Work to do: From the listing below, extract every line in which the word "thinking" appears.

— begin Dataset entries —

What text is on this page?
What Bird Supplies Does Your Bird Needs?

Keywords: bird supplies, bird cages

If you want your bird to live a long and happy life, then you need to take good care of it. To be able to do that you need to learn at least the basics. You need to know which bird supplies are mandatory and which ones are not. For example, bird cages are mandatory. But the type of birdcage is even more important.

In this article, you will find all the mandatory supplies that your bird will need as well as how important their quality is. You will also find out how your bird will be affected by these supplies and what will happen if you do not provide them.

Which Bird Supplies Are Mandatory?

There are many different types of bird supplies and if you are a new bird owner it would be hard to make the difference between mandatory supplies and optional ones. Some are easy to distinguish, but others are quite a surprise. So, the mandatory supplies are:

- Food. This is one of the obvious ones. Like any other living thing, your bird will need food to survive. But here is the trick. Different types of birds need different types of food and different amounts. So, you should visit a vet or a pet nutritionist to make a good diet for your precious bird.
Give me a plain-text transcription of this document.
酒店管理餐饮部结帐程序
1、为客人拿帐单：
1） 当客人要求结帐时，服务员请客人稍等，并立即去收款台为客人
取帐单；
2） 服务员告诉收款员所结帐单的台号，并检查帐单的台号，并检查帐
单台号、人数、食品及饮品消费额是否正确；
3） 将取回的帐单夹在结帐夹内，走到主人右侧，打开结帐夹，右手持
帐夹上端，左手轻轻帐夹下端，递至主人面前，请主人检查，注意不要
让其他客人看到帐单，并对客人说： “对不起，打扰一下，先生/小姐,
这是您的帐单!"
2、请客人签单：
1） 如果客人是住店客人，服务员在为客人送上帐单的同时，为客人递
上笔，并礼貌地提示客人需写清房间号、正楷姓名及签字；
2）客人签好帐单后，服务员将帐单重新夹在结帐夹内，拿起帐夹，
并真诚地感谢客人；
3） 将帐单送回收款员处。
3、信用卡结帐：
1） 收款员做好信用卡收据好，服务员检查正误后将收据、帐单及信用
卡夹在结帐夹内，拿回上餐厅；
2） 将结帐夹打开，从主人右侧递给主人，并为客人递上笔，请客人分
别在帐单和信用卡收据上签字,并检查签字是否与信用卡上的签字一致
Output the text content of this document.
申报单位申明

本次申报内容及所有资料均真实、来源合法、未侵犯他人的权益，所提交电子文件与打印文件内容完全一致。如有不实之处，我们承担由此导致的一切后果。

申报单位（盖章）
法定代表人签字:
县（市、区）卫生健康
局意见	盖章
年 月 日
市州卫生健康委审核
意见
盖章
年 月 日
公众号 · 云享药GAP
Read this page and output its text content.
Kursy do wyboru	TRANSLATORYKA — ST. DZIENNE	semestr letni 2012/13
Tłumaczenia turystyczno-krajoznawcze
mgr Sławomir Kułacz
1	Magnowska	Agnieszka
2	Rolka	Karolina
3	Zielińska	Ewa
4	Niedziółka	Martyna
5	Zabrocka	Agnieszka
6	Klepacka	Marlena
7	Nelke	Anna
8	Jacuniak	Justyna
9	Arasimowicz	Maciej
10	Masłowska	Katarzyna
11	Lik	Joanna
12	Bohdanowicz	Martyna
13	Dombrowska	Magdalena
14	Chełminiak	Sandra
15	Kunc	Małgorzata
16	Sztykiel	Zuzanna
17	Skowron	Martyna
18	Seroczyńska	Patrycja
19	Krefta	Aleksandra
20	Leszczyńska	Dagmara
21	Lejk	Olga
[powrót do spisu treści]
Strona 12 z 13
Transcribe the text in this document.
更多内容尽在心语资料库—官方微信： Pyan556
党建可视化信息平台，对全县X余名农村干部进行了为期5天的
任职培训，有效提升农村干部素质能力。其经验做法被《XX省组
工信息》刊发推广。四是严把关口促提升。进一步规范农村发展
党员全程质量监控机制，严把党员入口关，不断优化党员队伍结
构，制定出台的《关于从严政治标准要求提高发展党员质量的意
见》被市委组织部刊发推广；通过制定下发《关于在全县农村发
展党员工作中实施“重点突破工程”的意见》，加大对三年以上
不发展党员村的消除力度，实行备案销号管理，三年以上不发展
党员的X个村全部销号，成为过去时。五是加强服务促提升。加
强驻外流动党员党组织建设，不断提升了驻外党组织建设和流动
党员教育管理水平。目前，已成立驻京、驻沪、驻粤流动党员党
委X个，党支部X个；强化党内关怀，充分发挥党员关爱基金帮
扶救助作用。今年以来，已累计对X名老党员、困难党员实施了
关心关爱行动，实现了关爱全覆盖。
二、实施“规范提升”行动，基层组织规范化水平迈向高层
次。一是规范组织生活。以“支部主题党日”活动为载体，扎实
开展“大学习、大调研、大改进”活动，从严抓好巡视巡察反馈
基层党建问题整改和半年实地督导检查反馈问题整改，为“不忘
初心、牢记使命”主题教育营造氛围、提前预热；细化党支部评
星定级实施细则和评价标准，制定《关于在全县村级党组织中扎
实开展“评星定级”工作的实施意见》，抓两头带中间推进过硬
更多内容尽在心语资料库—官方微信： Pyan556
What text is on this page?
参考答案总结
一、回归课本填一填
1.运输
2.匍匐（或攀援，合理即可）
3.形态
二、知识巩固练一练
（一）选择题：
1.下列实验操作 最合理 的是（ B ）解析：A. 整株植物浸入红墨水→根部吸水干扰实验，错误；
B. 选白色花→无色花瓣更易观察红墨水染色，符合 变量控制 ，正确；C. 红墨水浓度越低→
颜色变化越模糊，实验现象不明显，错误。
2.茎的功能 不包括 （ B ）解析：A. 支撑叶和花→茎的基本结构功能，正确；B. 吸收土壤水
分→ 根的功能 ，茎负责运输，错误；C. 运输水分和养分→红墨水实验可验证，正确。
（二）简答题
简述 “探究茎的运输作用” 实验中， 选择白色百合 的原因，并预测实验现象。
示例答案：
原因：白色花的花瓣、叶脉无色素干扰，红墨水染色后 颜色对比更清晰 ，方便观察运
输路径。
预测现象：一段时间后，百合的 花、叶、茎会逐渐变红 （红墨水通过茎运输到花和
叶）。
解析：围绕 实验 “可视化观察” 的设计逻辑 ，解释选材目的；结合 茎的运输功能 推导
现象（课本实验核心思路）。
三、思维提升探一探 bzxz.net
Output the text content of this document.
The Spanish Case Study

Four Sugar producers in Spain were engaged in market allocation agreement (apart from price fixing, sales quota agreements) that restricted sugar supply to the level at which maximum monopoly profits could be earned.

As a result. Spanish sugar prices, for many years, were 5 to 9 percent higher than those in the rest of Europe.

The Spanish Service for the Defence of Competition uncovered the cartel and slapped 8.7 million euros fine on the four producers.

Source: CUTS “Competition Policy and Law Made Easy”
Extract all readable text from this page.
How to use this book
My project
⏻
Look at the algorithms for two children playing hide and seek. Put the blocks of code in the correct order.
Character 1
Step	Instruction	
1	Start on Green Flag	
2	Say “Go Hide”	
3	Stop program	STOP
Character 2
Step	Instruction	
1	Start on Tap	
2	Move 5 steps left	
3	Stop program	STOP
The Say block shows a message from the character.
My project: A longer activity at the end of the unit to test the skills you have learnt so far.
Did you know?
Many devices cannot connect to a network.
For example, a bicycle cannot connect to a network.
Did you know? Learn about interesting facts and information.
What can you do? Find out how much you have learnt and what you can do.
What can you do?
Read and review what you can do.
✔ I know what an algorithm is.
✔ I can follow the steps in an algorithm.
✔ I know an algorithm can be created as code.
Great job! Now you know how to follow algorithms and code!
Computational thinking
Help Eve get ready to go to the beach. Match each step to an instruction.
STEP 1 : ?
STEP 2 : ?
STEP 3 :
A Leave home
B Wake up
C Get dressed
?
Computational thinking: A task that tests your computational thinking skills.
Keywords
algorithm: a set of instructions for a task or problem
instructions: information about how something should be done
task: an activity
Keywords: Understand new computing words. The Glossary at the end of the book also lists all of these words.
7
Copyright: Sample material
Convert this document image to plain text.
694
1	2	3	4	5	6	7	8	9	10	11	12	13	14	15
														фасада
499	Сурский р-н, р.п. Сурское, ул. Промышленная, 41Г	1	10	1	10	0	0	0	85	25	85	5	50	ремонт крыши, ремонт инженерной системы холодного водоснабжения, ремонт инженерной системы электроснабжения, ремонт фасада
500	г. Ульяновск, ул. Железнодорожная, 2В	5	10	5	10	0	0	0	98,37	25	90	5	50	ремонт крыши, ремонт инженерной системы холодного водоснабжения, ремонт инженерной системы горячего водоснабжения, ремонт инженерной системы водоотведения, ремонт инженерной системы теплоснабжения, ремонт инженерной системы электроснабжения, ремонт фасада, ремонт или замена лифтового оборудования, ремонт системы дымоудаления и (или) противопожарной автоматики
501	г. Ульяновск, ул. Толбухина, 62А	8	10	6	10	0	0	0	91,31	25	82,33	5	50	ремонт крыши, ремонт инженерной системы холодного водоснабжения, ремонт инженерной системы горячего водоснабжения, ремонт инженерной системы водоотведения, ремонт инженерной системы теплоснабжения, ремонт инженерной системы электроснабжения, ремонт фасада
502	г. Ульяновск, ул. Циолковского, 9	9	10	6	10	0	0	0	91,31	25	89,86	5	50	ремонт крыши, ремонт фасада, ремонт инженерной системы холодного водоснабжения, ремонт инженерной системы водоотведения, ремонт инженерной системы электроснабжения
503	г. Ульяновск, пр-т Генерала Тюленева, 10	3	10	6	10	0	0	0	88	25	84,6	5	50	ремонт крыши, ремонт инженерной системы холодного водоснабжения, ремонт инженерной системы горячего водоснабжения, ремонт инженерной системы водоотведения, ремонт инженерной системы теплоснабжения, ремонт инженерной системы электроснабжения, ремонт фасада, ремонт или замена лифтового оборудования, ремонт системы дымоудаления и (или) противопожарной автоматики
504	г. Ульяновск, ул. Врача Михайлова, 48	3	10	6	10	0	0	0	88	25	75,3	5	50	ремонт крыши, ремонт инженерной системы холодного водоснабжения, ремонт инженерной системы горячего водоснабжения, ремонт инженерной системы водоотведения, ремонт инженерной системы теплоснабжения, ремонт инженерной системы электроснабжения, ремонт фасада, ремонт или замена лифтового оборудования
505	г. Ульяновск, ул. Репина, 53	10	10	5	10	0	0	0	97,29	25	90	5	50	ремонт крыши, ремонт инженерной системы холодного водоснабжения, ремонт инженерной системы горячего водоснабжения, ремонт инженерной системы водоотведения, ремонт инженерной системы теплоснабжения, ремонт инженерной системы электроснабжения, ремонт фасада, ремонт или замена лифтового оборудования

— end Dataset entries —

The answer:
Computational thinking
Computational thinking: A task that tests your computational thinking skills.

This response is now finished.